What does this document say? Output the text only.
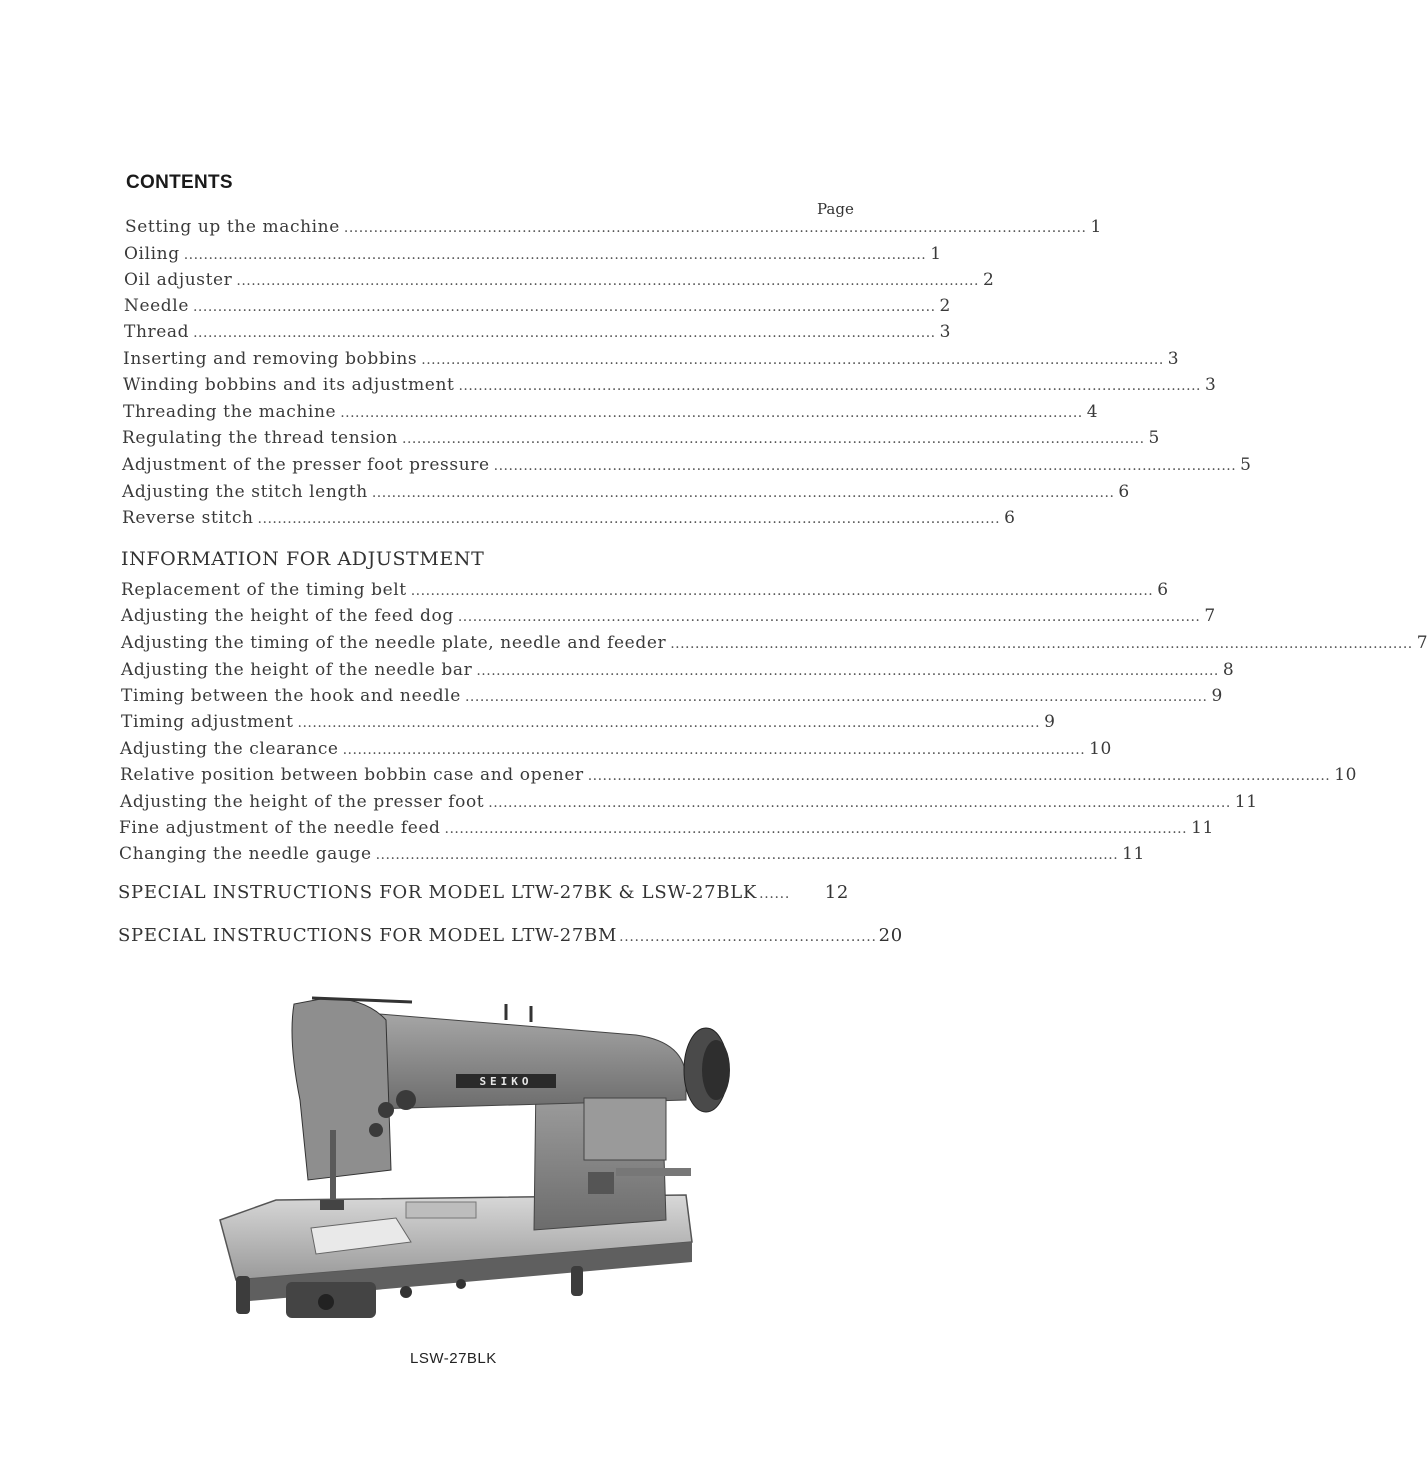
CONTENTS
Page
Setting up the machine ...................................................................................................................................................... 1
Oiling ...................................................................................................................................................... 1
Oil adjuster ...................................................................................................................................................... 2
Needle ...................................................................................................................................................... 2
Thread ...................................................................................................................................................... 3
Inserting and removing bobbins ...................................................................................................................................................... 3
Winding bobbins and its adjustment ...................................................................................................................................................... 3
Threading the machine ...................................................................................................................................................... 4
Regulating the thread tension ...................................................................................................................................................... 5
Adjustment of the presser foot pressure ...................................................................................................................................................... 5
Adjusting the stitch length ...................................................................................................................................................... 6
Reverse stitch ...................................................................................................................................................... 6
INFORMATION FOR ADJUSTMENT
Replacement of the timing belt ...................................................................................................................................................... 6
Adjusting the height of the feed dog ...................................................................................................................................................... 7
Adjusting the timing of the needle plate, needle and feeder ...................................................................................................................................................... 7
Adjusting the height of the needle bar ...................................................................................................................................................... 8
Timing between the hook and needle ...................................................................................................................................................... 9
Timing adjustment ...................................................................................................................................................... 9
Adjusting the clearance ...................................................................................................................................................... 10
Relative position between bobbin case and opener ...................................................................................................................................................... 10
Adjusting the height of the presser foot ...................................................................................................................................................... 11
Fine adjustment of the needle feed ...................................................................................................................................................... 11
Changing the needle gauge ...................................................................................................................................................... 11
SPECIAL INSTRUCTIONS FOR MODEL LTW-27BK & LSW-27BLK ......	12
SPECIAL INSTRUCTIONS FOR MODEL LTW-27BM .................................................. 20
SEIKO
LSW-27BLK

- _Task_: Word for word, quote the full listing, omitting every picture.

- _Task result_:
What does this document say? Output the text only.
CONTENTS
Page
Setting up the machine ...................................................................................................................................................... 1
Oiling ...................................................................................................................................................... 1
Oil adjuster ...................................................................................................................................................... 2
Needle ...................................................................................................................................................... 2
Thread ...................................................................................................................................................... 3
Inserting and removing bobbins ...................................................................................................................................................... 3
Winding bobbins and its adjustment ...................................................................................................................................................... 3
Threading the machine ...................................................................................................................................................... 4
Regulating the thread tension ...................................................................................................................................................... 5
Adjustment of the presser foot pressure ...................................................................................................................................................... 5
Adjusting the stitch length ...................................................................................................................................................... 6
Reverse stitch ...................................................................................................................................................... 6
INFORMATION FOR ADJUSTMENT
Replacement of the timing belt ...................................................................................................................................................... 6
Adjusting the height of the feed dog ...................................................................................................................................................... 7
Adjusting the timing of the needle plate, needle and feeder ...................................................................................................................................................... 7
Adjusting the height of the needle bar ...................................................................................................................................................... 8
Timing between the hook and needle ...................................................................................................................................................... 9
Timing adjustment ...................................................................................................................................................... 9
Adjusting the clearance ...................................................................................................................................................... 10
Relative position between bobbin case and opener ...................................................................................................................................................... 10
Adjusting the height of the presser foot ...................................................................................................................................................... 11
Fine adjustment of the needle feed ...................................................................................................................................................... 11
Changing the needle gauge ...................................................................................................................................................... 11
SPECIAL INSTRUCTIONS FOR MODEL LTW-27BK & LSW-27BLK ......	12
SPECIAL INSTRUCTIONS FOR MODEL LTW-27BM .................................................. 20
SEIKO
LSW-27BLK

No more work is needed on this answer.